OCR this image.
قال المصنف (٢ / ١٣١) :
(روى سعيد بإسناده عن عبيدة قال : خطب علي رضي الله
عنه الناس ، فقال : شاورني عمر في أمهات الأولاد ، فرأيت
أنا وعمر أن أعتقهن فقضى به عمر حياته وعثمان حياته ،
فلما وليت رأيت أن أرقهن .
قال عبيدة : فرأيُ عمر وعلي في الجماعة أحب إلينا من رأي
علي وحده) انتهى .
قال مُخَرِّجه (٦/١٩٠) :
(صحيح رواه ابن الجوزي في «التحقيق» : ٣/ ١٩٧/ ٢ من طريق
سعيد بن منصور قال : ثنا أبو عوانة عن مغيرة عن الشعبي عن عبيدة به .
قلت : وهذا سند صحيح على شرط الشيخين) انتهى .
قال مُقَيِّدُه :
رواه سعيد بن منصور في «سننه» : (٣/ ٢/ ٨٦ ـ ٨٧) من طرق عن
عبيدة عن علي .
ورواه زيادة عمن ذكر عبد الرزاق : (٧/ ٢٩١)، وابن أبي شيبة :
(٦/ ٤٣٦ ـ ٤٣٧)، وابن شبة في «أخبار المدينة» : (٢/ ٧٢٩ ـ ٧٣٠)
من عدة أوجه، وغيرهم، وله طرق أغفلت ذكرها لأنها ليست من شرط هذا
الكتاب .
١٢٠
═══
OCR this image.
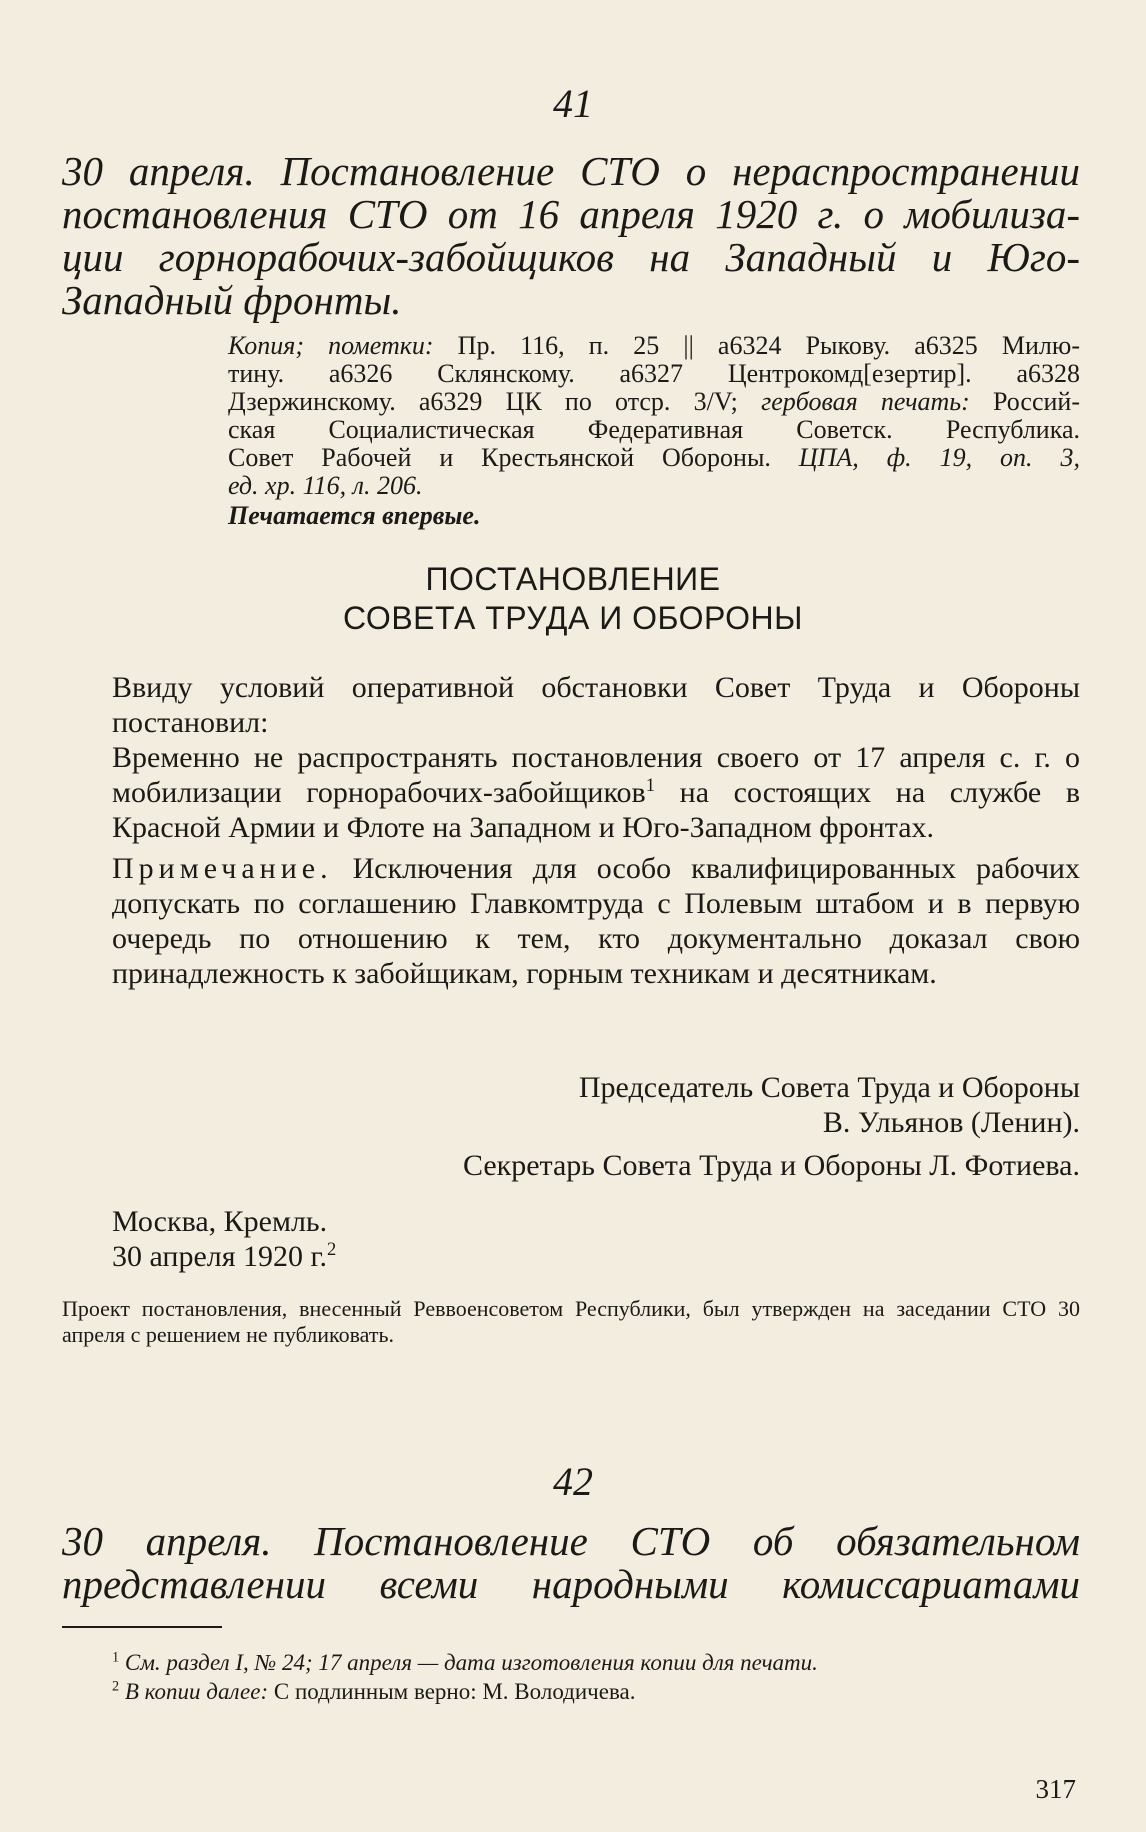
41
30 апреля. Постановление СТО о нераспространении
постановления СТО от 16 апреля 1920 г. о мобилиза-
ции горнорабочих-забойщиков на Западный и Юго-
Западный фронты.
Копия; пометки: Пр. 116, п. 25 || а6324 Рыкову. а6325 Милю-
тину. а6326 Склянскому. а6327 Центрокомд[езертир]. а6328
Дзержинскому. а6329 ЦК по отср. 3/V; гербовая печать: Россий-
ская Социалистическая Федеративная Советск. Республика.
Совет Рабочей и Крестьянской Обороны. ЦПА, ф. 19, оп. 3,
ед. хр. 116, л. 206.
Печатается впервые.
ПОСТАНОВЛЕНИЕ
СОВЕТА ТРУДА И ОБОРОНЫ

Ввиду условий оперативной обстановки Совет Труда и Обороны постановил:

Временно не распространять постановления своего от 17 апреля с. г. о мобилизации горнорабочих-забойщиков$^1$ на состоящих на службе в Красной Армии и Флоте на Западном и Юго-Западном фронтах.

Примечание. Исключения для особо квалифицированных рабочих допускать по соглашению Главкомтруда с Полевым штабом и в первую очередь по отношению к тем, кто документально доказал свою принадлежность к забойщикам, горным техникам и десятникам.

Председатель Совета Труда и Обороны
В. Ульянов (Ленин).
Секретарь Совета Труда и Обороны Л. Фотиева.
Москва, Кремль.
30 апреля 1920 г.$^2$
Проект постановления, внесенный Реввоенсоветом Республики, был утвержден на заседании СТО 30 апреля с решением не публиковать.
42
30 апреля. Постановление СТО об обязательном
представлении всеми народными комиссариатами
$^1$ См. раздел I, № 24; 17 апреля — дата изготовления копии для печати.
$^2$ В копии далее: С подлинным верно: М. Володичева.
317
═══
- Task goal
Using the records above, copy every line that has the word "وابن" in it.

- Answer to the exercise
ورواه زيادة عمن ذكر عبد الرزاق : (٧/ ٢٩١)، وابن أبي شيبة :
(٦/ ٤٣٦ ـ ٤٣٧)، وابن شبة في «أخبار المدينة» : (٢/ ٧٢٩ ـ ٧٣٠)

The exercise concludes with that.